Look through the lines below and extract each one that contains "when".

• _Record set_:
◇ ◇ ◇ ◇ ◇ ◇ ◇
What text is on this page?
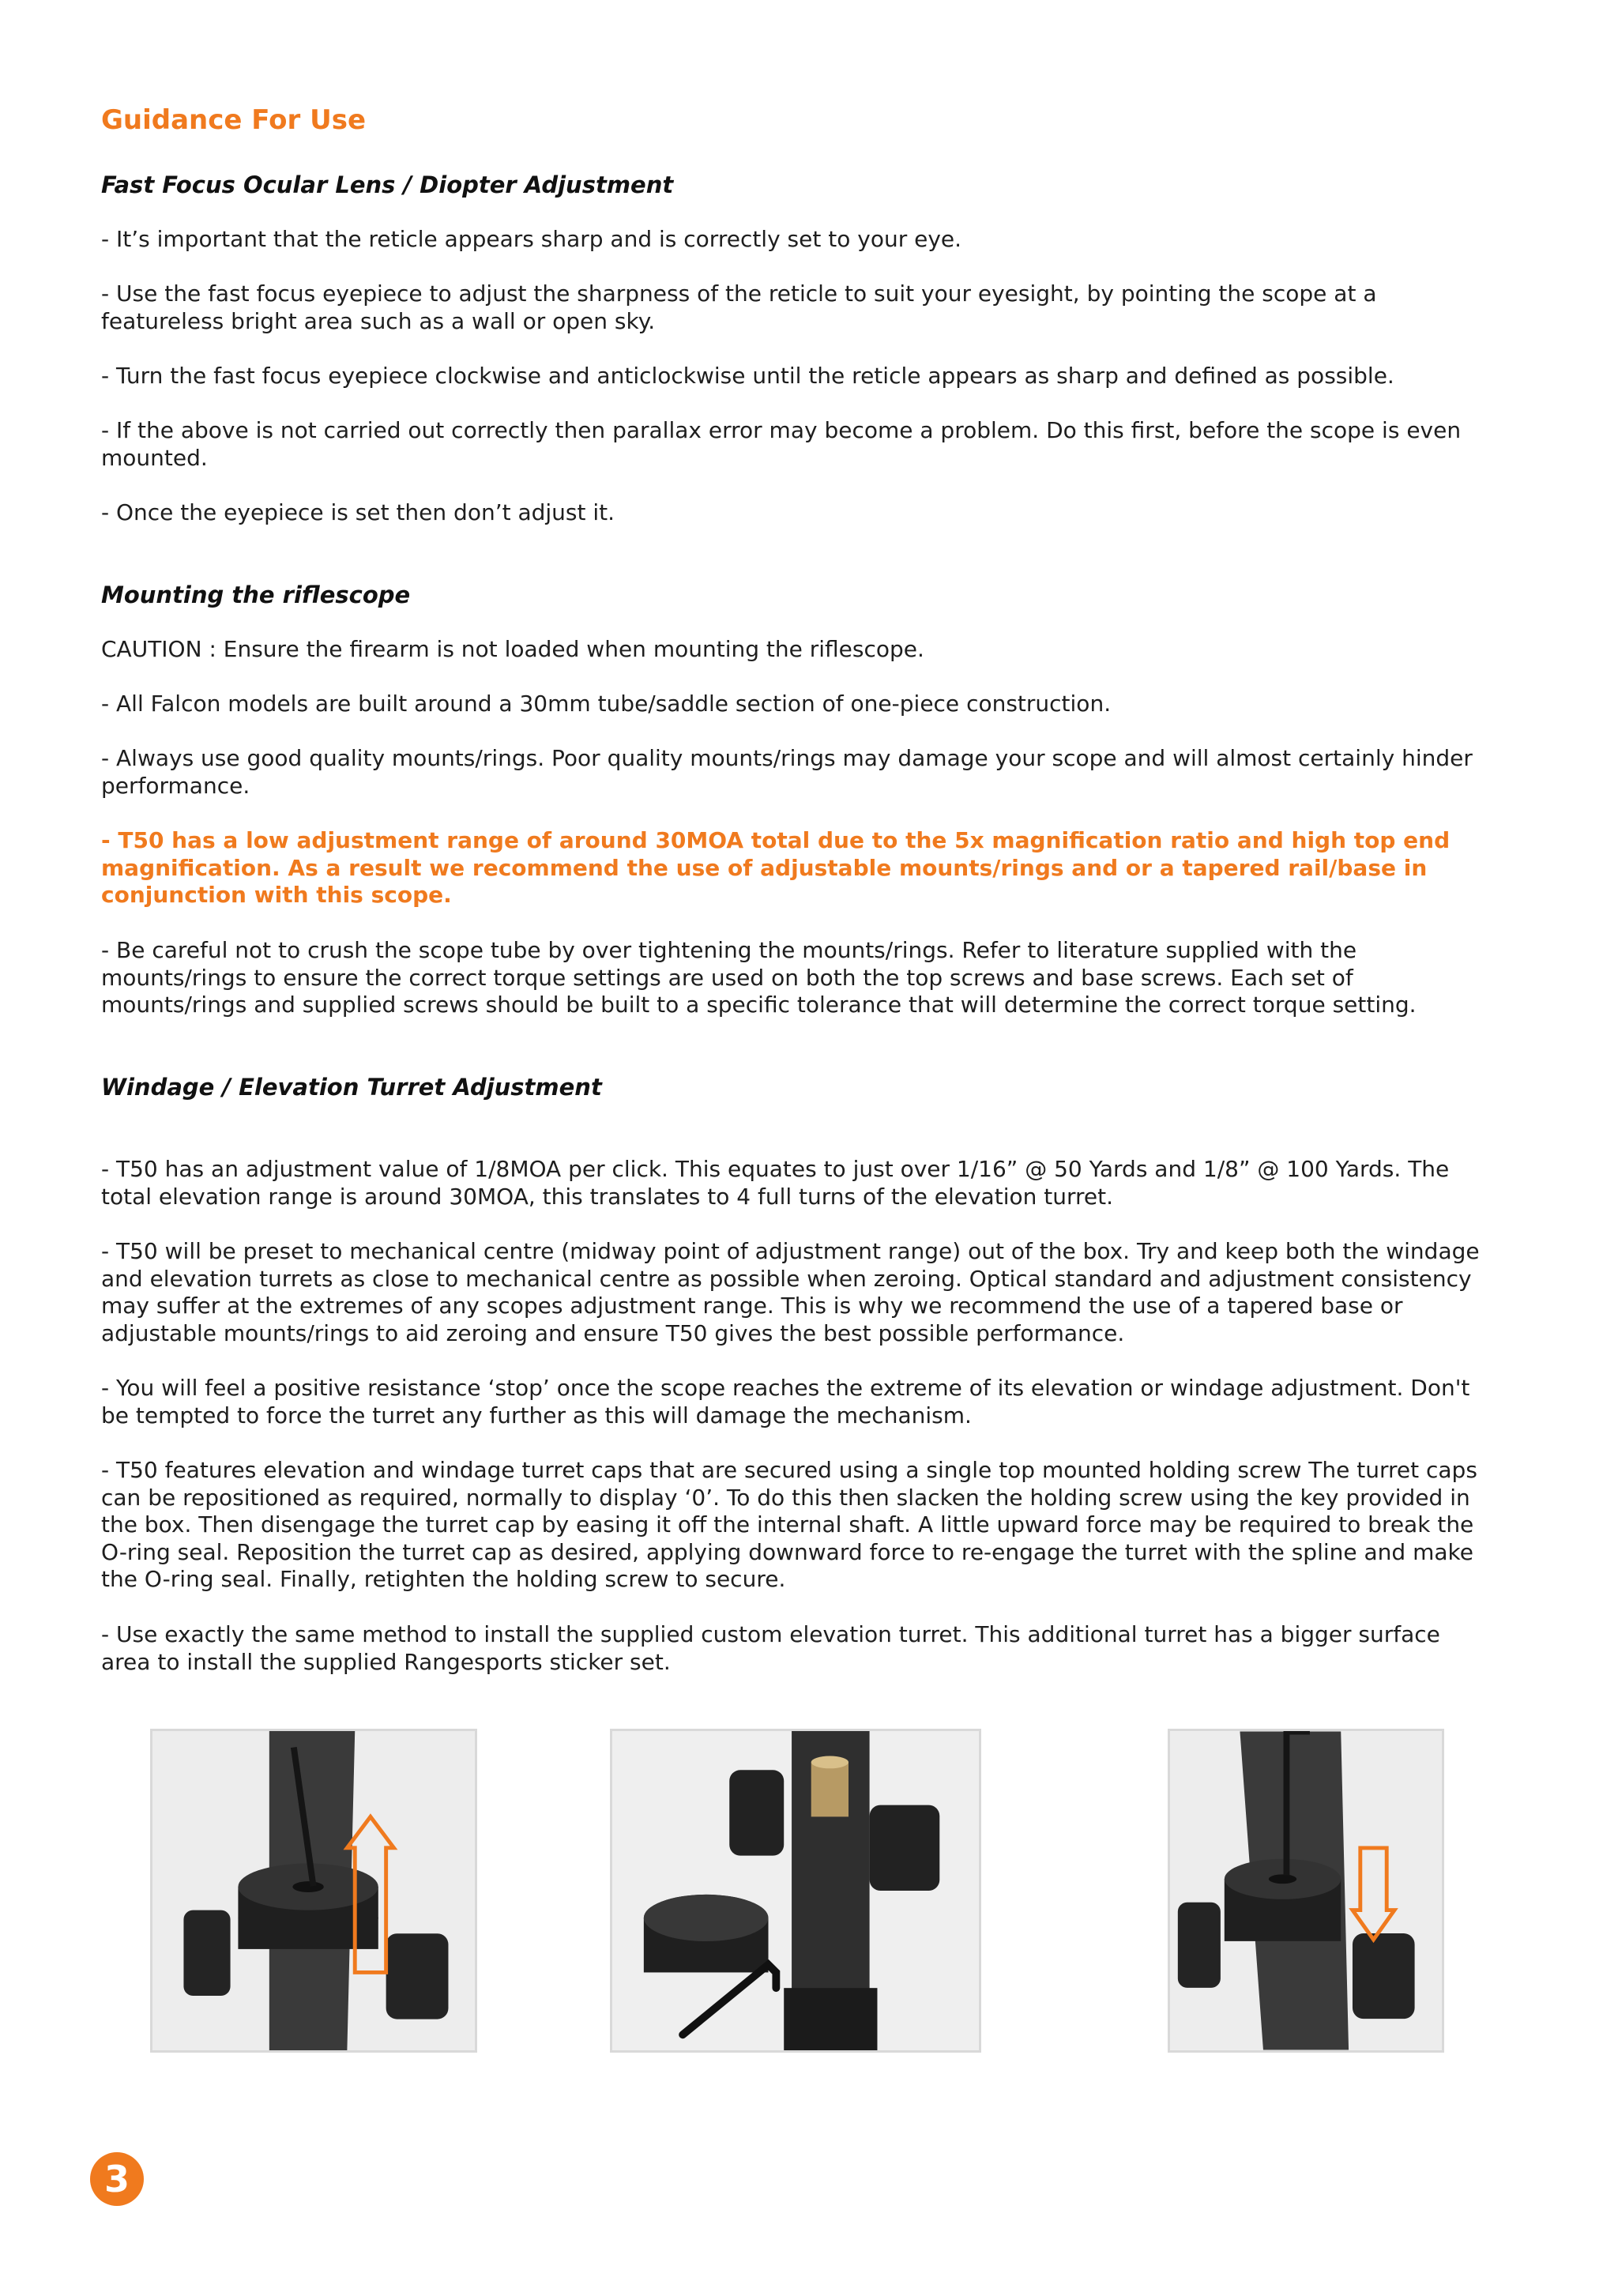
Guidance For Use
Fast Focus Ocular Lens / Diopter Adjustment
- It’s important that the reticle appears sharp and is correctly set to your eye.
- Use the fast focus eyepiece to adjust the sharpness of the reticle to suit your eyesight, by pointing the scope at a featureless bright area such as a wall or open sky.
- Turn the fast focus eyepiece clockwise and anticlockwise until the reticle appears as sharp and defined as possible.
- If the above is not carried out correctly then parallax error may become a problem. Do this first, before the scope is even mounted.
- Once the eyepiece is set then don’t adjust it.
Mounting the riflescope
CAUTION : Ensure the firearm is not loaded when mounting the riflescope.
- All Falcon models are built around a 30mm tube/saddle section of one-piece construction.
- Always use good quality mounts/rings. Poor quality mounts/rings may damage your scope and will almost certainly hinder performance.
- T50 has a low adjustment range of around 30MOA total due to the 5x magnification ratio and high top end magnification. As a result we recommend the use of adjustable mounts/rings and or a tapered rail/base in conjunction with this scope.
- Be careful not to crush the scope tube by over tightening the mounts/rings. Refer to literature supplied with the mounts/rings to ensure the correct torque settings are used on both the top screws and base screws. Each set of mounts/rings and supplied screws should be built to a specific tolerance that will determine the correct torque setting.
Windage / Elevation Turret Adjustment
- T50 has an adjustment value of 1/8MOA per click. This equates to just over 1/16” @ 50 Yards and 1/8” @ 100 Yards. The total elevation range is around 30MOA, this translates to 4 full turns of the elevation turret.
- T50 will be preset to mechanical centre (midway point of adjustment range) out of the box. Try and keep both the windage and elevation turrets as close to mechanical centre as possible when zeroing. Optical standard and adjustment consistency may suffer at the extremes of any scopes adjustment range. This is why we recommend the use of a tapered base or adjustable mounts/rings to aid zeroing and ensure T50 gives the best possible performance.
- You will feel a positive resistance ‘stop’ once the scope reaches the extreme of its elevation or windage adjustment. Don't be tempted to force the turret any further as this will damage the mechanism.
- T50 features elevation and windage turret caps that are secured using a single top mounted holding screw The turret caps can be repositioned as required, normally to display ‘0’. To do this then slacken the holding screw using the key provided in the box. Then disengage the turret cap by easing it off the internal shaft. A little upward force may be required to break the O-ring seal. Reposition the turret cap as desired, applying downward force to re-engage the turret with the spline and make the O-ring seal. Finally, retighten the holding screw to secure.
- Use exactly the same method to install the supplied custom elevation turret. This additional turret has a bigger surface area to install the supplied Rangesports sticker set.
3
◇ ◇ ◇ ◇ ◇ ◇ ◇
• _Full output_:
CAUTION : Ensure the firearm is not loaded when mounting the riflescope.
- T50 will be preset to mechanical centre (midway point of adjustment range) out of the box. Try and keep both the windage and elevation turrets as close to mechanical centre as possible when zeroing. Optical standard and adjustment consistency may suffer at the extremes of any scopes adjustment range. This is why we recommend the use of a tapered base or adjustable mounts/rings to aid zeroing and ensure T50 gives the best possible performance.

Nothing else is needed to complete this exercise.